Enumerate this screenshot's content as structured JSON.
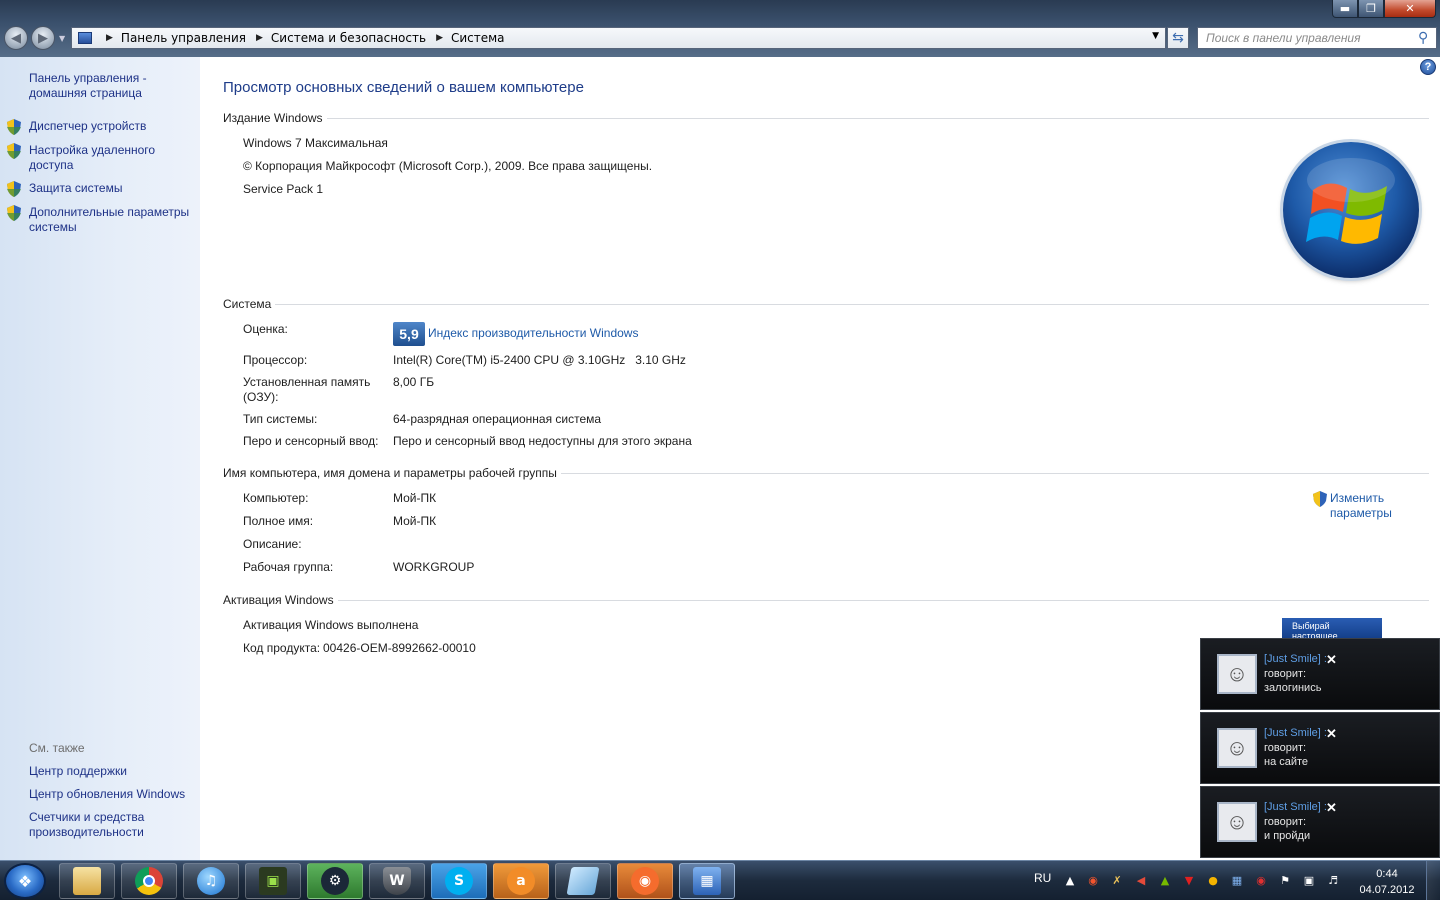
{
  "addressbar": {
    "crumbs": [
      "Панель управления",
      "Система и безопасность",
      "Система"
    ],
    "search_placeholder": "Поиск в панели управления"
  },
  "sidebar": {
    "home": "Панель управления - домашняя страница",
    "links": [
      "Диспетчер устройств",
      "Настройка удаленного доступа",
      "Защита системы",
      "Дополнительные параметры системы"
    ],
    "see_also_title": "См. также",
    "see_also": [
      "Центр поддержки",
      "Центр обновления Windows",
      "Счетчики и средства производительности"
    ]
  },
  "main": {
    "title": "Просмотр основных сведений о вашем компьютере",
    "edition": {
      "heading": "Издание Windows",
      "name": "Windows 7 Максимальная",
      "copyright": "© Корпорация Майкрософт (Microsoft Corp.), 2009. Все права защищены.",
      "service_pack": "Service Pack 1"
    },
    "system": {
      "heading": "Система",
      "rating_label": "Оценка:",
      "rating_value": "5,9",
      "rating_link": "Индекс производительности Windows",
      "cpu_label": "Процессор:",
      "cpu_value": "Intel(R) Core(TM) i5-2400 CPU @ 3.10GHz   3.10 GHz",
      "ram_label": "Установленная память (ОЗУ):",
      "ram_value": "8,00 ГБ",
      "type_label": "Тип системы:",
      "type_value": "64-разрядная операционная система",
      "pen_label": "Перо и сенсорный ввод:",
      "pen_value": "Перо и сенсорный ввод недоступны для этого экрана"
    },
    "computer": {
      "heading": "Имя компьютера, имя домена и параметры рабочей группы",
      "name_label": "Компьютер:",
      "name_value": "Мой-ПК",
      "full_label": "Полное имя:",
      "full_value": "Мой-ПК",
      "desc_label": "Описание:",
      "group_label": "Рабочая группа:",
      "group_value": "WORKGROUP",
      "change_link": "Изменить параметры"
    },
    "activation": {
      "heading": "Активация Windows",
      "status": "Активация Windows выполнена",
      "key_label": "Код продукта:",
      "key_value": "00426-OEM-8992662-00010",
      "ad_text": "Выбирай настоящее"
    }
  },
  "notifications": [
    {
      "name": "[Just Smile] :",
      "says": "говорит:",
      "message": "залогинись"
    },
    {
      "name": "[Just Smile] :",
      "says": "говорит:",
      "message": "на сайте"
    },
    {
      "name": "[Just Smile] :",
      "says": "говорит:",
      "message": "и пройди"
    }
  ],
  "taskbar": {
    "apps": [
      "explorer-icon",
      "chrome-icon",
      "itunes-icon",
      "game-icon",
      "steam-icon",
      "world-of-tanks-icon",
      "skype-icon",
      "avast-icon",
      "notepad-icon",
      "origin-icon",
      "control-panel-icon"
    ],
    "lang": "RU",
    "time": "0:44",
    "date": "04.07.2012"
  },
  "colors": {
    "link": "#1e5aa8",
    "title": "#1e3c89",
    "sidebar_bg": "#dbe6f4",
    "notification_name": "#5f9fe6"
  }
}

To be done: Return each full line of the entries that contains the word "ввод".

Output below:
      "pen_label": "Перо и сенсорный ввод:",
      "pen_value": "Перо и сенсорный ввод недоступны для этого экрана"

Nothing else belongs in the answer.